→ Exercise brief:
Set down the material below in full, matching it exactly.

========

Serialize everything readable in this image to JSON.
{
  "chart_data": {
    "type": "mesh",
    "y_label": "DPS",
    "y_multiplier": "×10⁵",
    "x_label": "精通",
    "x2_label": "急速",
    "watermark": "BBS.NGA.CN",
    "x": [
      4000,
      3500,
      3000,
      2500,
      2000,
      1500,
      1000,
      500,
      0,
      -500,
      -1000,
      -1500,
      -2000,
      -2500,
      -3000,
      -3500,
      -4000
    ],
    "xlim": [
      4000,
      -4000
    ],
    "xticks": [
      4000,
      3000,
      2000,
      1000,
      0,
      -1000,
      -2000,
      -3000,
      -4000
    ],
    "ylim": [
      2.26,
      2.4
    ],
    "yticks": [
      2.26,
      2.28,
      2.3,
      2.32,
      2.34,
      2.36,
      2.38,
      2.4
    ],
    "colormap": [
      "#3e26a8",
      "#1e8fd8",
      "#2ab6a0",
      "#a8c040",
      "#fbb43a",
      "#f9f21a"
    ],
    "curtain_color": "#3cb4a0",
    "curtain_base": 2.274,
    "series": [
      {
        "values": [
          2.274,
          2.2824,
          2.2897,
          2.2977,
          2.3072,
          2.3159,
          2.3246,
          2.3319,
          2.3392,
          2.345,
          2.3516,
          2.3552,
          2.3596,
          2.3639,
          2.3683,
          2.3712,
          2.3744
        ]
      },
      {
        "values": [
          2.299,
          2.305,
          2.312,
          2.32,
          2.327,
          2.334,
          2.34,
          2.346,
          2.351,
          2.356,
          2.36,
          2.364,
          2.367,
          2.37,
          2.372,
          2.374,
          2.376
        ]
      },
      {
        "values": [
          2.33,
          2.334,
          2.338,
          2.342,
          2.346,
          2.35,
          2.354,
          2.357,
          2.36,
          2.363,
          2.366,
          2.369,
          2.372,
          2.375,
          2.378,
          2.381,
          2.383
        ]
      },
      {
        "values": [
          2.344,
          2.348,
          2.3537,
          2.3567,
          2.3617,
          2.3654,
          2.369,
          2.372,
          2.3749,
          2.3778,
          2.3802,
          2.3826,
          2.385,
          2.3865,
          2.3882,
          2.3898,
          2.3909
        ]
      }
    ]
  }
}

========

→ Answer:
Serialize everything readable in this image to JSON.
{
  "chart_data": {
    "type": "mesh",
    "y_label": "DPS",
    "y_multiplier": "×10⁵",
    "x_label": "精通",
    "x2_label": "急速",
    "watermark": "BBS.NGA.CN",
    "x": [
      4000,
      3500,
      3000,
      2500,
      2000,
      1500,
      1000,
      500,
      0,
      -500,
      -1000,
      -1500,
      -2000,
      -2500,
      -3000,
      -3500,
      -4000
    ],
    "xlim": [
      4000,
      -4000
    ],
    "xticks": [
      4000,
      3000,
      2000,
      1000,
      0,
      -1000,
      -2000,
      -3000,
      -4000
    ],
    "ylim": [
      2.26,
      2.4
    ],
    "yticks": [
      2.26,
      2.28,
      2.3,
      2.32,
      2.34,
      2.36,
      2.38,
      2.4
    ],
    "colormap": [
      "#3e26a8",
      "#1e8fd8",
      "#2ab6a0",
      "#a8c040",
      "#fbb43a",
      "#f9f21a"
    ],
    "curtain_color": "#3cb4a0",
    "curtain_base": 2.274,
    "series": [
      {
        "values": [
          2.274,
          2.2824,
          2.2897,
          2.2977,
          2.3072,
          2.3159,
          2.3246,
          2.3319,
          2.3392,
          2.345,
          2.3516,
          2.3552,
          2.3596,
          2.3639,
          2.3683,
          2.3712,
          2.3744
        ]
      },
      {
        "values": [
          2.299,
          2.305,
          2.312,
          2.32,
          2.327,
          2.334,
          2.34,
          2.346,
          2.351,
          2.356,
          2.36,
          2.364,
          2.367,
          2.37,
          2.372,
          2.374,
          2.376
        ]
      },
      {
        "values": [
          2.33,
          2.334,
          2.338,
          2.342,
          2.346,
          2.35,
          2.354,
          2.357,
          2.36,
          2.363,
          2.366,
          2.369,
          2.372,
          2.375,
          2.378,
          2.381,
          2.383
        ]
      },
      {
        "values": [
          2.344,
          2.348,
          2.3537,
          2.3567,
          2.3617,
          2.3654,
          2.369,
          2.372,
          2.3749,
          2.3778,
          2.3802,
          2.3826,
          2.385,
          2.3865,
          2.3882,
          2.3898,
          2.3909
        ]
      }
    ]
  }
}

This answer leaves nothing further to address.